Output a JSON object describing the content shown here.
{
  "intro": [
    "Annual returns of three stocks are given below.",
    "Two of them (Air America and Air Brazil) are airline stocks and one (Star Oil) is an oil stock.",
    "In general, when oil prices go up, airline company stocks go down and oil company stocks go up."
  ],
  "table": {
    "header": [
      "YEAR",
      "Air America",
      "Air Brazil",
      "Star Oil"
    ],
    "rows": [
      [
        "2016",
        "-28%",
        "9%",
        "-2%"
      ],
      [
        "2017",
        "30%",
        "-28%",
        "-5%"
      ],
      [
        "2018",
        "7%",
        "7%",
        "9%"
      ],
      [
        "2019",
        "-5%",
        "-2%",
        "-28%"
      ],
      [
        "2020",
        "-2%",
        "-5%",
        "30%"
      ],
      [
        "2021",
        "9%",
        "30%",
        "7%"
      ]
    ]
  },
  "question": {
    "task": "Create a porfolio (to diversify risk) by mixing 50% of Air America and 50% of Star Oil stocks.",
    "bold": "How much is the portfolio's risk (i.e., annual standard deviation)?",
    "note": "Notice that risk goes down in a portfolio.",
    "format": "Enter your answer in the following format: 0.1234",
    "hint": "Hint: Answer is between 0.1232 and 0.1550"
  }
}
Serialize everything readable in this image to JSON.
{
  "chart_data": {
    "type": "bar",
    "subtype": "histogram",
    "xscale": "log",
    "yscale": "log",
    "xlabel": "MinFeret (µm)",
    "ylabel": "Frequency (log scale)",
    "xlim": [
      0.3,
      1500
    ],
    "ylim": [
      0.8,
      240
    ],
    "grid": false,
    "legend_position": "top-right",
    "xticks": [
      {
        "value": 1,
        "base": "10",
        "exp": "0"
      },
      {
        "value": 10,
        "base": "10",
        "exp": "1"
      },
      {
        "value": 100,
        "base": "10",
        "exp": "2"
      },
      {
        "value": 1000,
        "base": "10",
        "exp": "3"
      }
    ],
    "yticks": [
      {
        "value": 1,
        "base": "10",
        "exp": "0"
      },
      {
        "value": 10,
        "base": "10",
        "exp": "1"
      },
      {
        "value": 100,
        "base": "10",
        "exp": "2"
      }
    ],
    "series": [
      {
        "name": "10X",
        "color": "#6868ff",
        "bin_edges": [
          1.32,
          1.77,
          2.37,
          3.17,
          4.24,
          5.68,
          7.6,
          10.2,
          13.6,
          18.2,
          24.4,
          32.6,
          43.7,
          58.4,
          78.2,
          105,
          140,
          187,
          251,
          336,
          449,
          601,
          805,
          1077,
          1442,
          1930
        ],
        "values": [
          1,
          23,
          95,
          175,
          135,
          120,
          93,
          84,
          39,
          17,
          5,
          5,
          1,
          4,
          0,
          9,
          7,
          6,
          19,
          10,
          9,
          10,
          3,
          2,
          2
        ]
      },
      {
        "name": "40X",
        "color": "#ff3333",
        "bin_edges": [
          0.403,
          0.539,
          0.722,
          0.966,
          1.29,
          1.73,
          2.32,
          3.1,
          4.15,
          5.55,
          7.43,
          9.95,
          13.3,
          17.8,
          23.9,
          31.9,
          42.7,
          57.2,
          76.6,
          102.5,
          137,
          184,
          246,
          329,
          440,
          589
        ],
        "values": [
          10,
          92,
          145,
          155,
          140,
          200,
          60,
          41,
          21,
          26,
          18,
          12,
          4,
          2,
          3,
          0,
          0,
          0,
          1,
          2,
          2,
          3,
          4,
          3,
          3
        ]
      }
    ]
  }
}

#### THE REQUEST:
Find the lines holding "risk" and list every one.

#### ANSWER TO THIS TASK:
    "task": "Create a porfolio (to diversify risk) by mixing 50% of Air America and 50% of Star Oil stocks.",
    "bold": "How much is the portfolio's risk (i.e., annual standard deviation)?",
    "note": "Notice that risk goes down in a portfolio.",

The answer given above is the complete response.